(Collected data entries)
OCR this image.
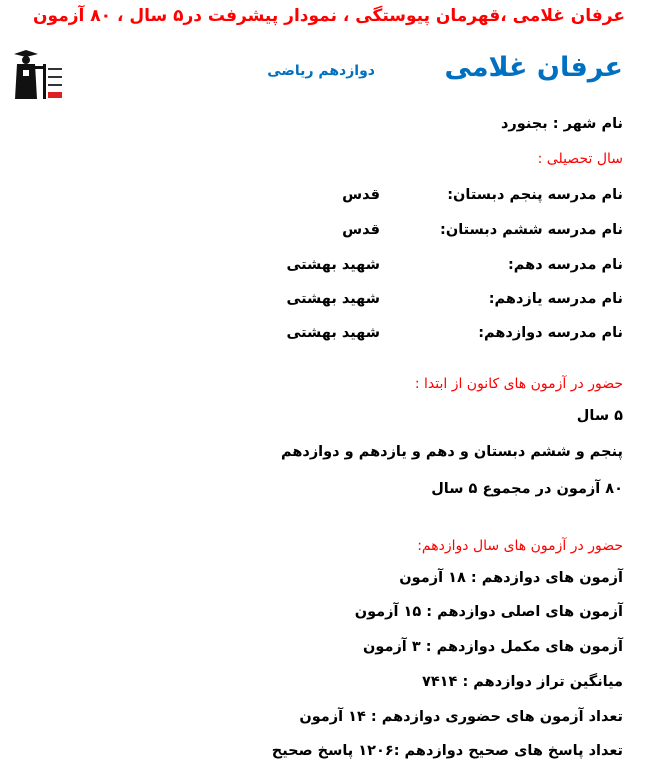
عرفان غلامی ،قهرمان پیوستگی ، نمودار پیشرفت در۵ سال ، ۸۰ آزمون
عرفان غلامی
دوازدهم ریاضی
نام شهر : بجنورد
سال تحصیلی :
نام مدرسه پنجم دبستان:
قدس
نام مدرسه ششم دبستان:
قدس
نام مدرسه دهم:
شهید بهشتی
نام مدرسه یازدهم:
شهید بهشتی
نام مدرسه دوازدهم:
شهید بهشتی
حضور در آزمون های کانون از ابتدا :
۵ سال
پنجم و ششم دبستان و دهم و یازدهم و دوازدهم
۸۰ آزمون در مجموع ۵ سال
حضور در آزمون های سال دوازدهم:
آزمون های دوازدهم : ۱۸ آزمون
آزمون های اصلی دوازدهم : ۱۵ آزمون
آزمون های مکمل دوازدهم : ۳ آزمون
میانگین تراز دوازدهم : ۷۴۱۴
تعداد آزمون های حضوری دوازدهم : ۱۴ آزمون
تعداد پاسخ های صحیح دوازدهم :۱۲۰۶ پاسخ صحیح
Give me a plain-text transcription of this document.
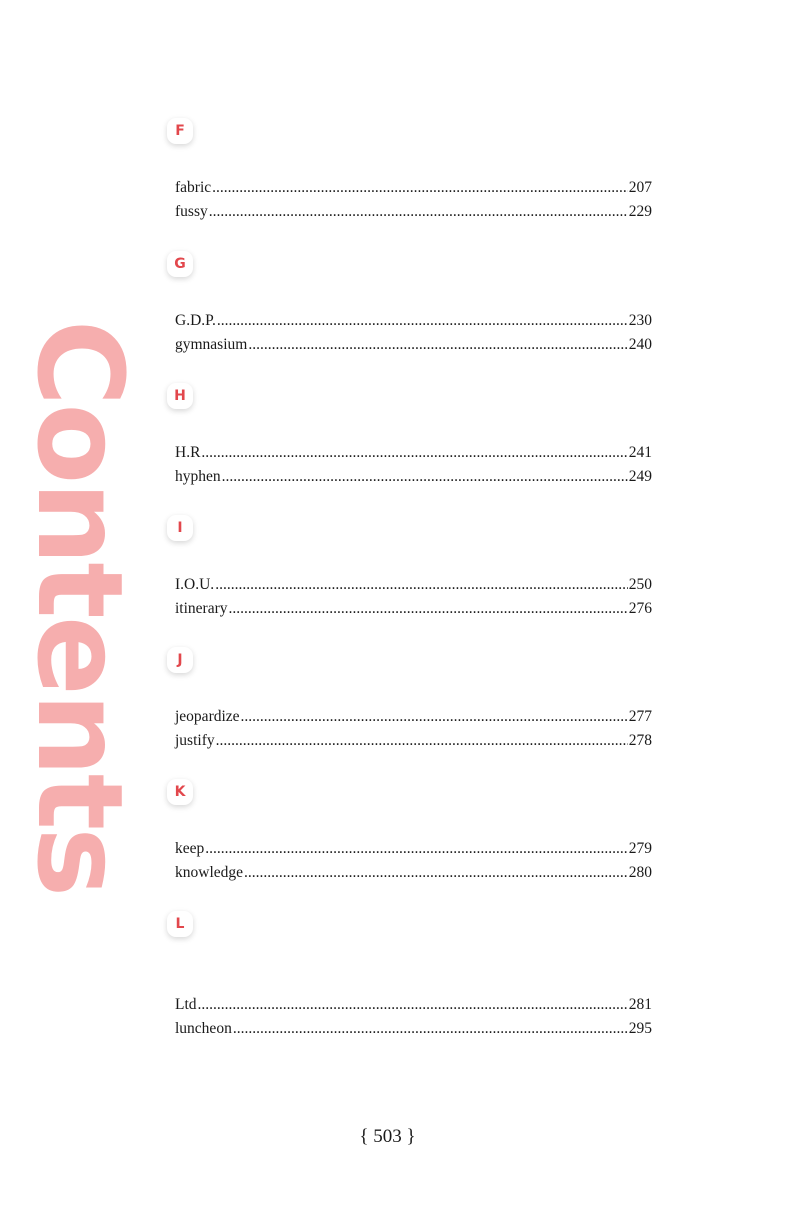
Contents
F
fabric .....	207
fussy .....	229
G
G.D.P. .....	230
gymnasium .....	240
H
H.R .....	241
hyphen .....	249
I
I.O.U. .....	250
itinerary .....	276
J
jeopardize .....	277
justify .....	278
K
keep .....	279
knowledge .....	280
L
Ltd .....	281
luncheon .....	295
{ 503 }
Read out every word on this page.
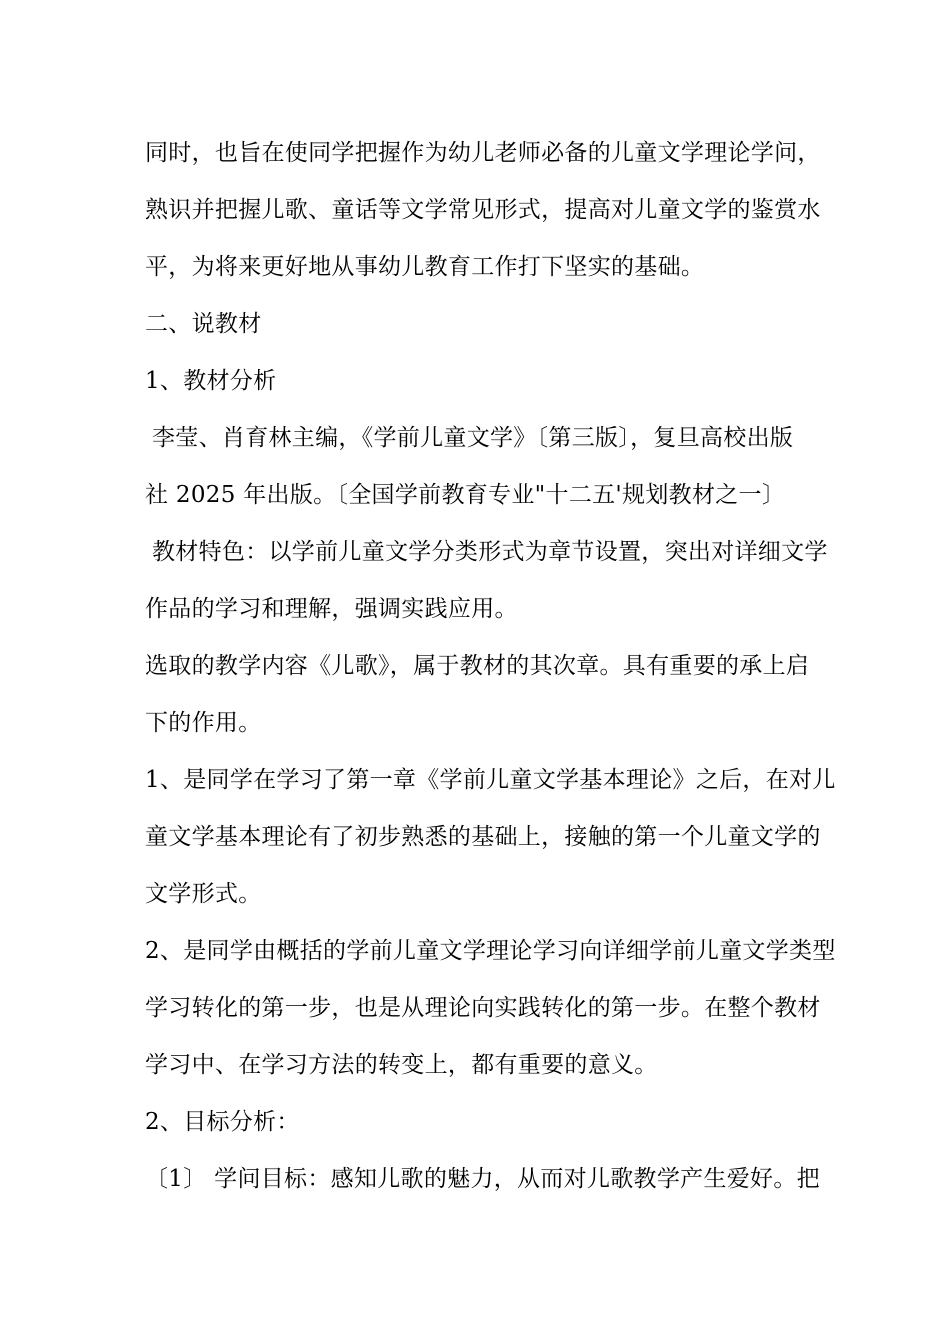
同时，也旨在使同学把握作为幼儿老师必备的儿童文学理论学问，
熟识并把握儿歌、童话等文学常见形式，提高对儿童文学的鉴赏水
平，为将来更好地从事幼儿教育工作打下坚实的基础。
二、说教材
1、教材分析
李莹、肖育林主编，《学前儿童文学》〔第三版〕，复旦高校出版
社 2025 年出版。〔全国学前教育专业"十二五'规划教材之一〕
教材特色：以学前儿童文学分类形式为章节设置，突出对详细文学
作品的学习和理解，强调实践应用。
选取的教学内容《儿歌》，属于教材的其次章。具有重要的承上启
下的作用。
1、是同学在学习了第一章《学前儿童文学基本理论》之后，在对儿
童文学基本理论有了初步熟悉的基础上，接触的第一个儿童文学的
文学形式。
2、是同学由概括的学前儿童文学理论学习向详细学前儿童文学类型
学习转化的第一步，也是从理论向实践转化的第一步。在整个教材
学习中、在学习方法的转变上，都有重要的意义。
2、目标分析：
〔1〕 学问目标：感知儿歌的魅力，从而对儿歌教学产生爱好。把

#### Exercise:
Word for word, restate the lines from the one containing "Read out every word on this page." through the end of the listing, and nothing more. Skip the pictures.

#### The output:
Read out every word on this page.
同时，也旨在使同学把握作为幼儿老师必备的儿童文学理论学问，
熟识并把握儿歌、童话等文学常见形式，提高对儿童文学的鉴赏水
平，为将来更好地从事幼儿教育工作打下坚实的基础。
二、说教材
1、教材分析
李莹、肖育林主编，《学前儿童文学》〔第三版〕，复旦高校出版
社 2025 年出版。〔全国学前教育专业"十二五'规划教材之一〕
教材特色：以学前儿童文学分类形式为章节设置，突出对详细文学
作品的学习和理解，强调实践应用。
选取的教学内容《儿歌》，属于教材的其次章。具有重要的承上启
下的作用。
1、是同学在学习了第一章《学前儿童文学基本理论》之后，在对儿
童文学基本理论有了初步熟悉的基础上，接触的第一个儿童文学的
文学形式。
2、是同学由概括的学前儿童文学理论学习向详细学前儿童文学类型
学习转化的第一步，也是从理论向实践转化的第一步。在整个教材
学习中、在学习方法的转变上，都有重要的意义。
2、目标分析：
〔1〕 学问目标：感知儿歌的魅力，从而对儿歌教学产生爱好。把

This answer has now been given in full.